| To be done |
Look for "step" in each line of the entries, and return the matching lines.

| Available records |

☆ ☆ ☆ ☆

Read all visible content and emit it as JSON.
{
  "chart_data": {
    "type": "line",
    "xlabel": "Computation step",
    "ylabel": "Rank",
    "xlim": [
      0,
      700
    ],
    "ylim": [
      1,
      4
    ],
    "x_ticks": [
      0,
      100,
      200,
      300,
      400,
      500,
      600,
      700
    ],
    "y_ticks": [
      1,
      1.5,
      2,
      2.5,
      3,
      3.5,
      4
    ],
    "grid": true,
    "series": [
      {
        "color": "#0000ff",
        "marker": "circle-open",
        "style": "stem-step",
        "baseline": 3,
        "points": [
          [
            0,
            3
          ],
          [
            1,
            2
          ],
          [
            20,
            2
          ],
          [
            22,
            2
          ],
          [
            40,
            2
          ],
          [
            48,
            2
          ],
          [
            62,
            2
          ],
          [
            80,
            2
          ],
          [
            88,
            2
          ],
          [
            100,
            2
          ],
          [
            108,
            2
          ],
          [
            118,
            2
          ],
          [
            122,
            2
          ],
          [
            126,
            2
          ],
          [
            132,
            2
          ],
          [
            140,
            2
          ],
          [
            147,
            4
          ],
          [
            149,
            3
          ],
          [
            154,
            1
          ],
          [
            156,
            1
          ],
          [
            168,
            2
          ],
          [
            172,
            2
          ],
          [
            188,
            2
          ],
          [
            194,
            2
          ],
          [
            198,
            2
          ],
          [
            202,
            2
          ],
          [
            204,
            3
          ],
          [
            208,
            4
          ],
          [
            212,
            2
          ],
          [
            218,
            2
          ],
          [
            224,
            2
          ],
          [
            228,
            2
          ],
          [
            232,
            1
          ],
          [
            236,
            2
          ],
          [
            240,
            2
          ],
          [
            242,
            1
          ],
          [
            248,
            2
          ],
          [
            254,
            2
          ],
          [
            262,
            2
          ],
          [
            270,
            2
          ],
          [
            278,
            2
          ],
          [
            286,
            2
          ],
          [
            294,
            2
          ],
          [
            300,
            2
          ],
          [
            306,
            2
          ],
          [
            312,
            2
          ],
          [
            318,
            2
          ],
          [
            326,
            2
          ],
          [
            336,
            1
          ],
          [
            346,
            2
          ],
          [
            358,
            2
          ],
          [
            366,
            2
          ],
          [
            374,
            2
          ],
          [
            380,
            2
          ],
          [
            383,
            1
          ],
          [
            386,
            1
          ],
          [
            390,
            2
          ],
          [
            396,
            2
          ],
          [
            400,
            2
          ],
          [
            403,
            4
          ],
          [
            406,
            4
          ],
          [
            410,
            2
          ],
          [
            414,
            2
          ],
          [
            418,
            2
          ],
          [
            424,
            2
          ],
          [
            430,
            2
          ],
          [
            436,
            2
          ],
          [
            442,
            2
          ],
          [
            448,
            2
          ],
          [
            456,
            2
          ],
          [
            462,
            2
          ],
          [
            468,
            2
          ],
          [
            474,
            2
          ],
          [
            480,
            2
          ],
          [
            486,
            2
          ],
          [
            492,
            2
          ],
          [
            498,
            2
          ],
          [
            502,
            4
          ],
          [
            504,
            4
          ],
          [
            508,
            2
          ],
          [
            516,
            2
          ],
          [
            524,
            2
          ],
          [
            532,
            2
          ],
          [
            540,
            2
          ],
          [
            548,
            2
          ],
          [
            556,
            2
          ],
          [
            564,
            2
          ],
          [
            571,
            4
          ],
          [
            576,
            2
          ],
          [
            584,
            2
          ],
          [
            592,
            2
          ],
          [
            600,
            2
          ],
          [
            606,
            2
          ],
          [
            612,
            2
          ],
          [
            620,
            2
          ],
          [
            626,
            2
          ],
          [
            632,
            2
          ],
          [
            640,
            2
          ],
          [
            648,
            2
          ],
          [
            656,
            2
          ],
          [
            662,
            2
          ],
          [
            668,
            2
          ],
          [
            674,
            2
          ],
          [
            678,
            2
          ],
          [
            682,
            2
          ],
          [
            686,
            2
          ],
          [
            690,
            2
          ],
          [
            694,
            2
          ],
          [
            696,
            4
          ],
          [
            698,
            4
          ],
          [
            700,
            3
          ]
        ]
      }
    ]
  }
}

☆ ☆ ☆ ☆

| Solution to the exercise |
    "xlabel": "Computation step",
        "style": "stem-step",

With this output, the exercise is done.